■ Set problem: Collect all lines containing the word "common" from the data.

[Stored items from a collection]
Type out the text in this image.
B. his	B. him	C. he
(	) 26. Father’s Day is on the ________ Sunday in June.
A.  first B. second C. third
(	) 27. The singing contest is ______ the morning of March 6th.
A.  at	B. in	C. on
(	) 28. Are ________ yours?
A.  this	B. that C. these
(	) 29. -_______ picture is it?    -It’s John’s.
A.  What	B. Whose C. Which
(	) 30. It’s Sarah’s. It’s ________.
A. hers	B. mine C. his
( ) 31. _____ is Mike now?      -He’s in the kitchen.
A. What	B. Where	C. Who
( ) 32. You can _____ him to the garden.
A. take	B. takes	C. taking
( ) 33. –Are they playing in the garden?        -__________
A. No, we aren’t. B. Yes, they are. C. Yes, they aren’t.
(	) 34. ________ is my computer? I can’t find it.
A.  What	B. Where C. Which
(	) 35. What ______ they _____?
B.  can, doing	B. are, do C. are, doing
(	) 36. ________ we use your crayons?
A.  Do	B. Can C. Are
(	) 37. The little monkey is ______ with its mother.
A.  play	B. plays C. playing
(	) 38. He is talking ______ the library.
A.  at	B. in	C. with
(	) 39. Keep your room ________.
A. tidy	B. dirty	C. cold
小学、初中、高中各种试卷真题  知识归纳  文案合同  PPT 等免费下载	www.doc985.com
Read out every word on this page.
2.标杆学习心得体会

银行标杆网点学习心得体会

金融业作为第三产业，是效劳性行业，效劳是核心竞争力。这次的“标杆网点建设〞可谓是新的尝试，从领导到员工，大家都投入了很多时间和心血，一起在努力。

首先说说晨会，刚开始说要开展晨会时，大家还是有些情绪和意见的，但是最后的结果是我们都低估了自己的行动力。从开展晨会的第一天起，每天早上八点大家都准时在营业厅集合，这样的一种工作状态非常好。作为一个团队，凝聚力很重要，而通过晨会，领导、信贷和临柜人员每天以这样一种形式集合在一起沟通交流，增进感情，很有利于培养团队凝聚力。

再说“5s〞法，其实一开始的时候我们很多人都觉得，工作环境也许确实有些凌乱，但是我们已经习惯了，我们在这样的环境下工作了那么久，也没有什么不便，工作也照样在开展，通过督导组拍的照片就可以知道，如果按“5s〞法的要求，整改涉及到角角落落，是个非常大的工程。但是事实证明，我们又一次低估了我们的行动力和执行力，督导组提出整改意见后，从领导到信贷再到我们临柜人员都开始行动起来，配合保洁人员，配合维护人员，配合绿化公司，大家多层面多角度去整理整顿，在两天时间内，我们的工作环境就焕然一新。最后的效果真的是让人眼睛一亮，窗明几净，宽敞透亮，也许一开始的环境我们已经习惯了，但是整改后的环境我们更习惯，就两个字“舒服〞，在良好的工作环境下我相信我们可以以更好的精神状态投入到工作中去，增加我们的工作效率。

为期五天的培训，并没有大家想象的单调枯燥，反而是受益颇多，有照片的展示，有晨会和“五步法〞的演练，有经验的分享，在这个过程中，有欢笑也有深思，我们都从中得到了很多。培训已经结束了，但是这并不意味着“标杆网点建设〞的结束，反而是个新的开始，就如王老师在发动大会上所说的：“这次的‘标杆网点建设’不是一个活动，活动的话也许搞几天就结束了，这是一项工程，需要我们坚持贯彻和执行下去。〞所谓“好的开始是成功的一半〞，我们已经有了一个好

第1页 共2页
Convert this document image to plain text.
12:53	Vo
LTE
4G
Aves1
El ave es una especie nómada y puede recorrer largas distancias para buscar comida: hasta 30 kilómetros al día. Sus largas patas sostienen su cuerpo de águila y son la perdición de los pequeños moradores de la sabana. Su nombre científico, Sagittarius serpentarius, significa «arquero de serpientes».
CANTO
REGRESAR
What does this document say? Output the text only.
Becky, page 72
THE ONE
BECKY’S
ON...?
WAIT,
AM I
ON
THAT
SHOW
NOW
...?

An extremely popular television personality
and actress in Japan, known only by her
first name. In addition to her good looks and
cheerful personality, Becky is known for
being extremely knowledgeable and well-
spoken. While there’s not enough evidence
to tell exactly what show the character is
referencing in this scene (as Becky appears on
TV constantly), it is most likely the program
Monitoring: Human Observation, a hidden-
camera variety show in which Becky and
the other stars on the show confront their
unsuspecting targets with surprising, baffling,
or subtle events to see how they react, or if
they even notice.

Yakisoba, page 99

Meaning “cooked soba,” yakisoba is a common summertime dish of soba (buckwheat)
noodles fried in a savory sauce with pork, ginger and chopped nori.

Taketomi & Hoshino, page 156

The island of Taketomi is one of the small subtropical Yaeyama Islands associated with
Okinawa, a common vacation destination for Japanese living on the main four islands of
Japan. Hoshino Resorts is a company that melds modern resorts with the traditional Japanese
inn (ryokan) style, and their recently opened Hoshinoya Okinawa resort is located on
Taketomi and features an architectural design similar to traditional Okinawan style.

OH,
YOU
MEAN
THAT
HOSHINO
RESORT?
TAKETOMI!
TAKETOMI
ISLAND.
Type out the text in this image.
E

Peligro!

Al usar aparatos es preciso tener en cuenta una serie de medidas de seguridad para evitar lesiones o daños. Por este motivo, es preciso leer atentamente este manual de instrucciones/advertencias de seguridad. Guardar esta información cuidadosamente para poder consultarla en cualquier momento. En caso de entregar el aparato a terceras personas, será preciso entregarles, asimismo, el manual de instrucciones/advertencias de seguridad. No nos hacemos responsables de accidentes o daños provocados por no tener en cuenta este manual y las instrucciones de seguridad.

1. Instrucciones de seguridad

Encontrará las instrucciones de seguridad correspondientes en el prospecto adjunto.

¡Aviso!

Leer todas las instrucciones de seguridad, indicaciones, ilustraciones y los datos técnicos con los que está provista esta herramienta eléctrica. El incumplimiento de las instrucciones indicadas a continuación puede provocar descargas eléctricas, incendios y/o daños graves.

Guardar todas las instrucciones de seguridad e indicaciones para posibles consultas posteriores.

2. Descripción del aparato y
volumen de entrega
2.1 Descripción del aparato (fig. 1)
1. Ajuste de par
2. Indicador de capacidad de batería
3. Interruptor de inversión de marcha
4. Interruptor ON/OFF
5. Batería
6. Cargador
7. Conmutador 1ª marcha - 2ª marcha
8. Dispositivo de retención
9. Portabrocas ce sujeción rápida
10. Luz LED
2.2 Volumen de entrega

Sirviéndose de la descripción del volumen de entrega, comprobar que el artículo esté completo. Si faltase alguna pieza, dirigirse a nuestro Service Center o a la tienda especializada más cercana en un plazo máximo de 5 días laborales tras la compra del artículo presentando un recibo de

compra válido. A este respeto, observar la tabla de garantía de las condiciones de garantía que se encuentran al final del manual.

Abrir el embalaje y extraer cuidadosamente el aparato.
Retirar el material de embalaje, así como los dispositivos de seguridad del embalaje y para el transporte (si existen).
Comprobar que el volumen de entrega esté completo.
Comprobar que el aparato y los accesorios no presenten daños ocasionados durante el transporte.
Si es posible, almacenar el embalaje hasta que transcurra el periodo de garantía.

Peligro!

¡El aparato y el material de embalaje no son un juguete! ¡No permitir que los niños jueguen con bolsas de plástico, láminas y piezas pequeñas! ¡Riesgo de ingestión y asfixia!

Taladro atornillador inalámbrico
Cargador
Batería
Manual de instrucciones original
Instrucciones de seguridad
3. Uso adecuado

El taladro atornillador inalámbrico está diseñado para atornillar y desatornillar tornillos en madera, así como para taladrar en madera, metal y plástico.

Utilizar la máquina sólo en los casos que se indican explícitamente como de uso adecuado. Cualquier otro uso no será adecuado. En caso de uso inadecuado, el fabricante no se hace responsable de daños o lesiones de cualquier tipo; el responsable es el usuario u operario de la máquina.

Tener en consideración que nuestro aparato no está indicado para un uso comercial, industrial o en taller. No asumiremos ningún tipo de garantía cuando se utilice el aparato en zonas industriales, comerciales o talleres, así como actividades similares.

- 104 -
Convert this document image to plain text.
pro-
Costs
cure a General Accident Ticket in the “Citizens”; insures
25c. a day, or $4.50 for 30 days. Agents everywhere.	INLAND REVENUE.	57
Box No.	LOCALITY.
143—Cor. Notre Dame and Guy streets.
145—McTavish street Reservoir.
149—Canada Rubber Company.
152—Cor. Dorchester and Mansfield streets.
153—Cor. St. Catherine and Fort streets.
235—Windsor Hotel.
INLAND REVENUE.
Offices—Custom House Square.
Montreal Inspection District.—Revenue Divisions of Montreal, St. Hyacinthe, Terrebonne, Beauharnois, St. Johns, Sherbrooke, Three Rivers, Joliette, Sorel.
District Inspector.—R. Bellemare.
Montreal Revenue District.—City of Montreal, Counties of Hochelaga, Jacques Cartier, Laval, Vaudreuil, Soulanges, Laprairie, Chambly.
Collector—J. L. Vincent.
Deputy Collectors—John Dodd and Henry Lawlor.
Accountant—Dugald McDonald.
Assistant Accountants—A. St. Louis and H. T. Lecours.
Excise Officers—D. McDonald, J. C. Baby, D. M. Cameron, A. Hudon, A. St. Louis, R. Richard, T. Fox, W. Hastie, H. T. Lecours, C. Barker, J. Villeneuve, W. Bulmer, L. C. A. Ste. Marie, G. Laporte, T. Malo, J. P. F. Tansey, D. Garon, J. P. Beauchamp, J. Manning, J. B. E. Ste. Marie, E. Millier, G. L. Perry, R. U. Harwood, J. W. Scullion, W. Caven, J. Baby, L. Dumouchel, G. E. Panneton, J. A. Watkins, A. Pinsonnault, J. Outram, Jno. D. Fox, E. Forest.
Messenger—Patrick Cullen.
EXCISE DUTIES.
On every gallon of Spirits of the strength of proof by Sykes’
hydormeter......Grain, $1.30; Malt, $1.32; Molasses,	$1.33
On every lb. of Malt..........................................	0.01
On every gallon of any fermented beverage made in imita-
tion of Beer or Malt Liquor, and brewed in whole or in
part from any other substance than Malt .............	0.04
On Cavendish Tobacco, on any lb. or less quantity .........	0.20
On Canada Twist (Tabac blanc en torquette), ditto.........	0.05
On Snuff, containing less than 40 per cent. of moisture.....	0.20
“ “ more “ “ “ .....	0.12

■ Correct result:
Meaning “cooked soba,” yakisoba is a common summertime dish of soba (buckwheat)
Okinawa, a common vacation destination for Japanese living on the main four islands of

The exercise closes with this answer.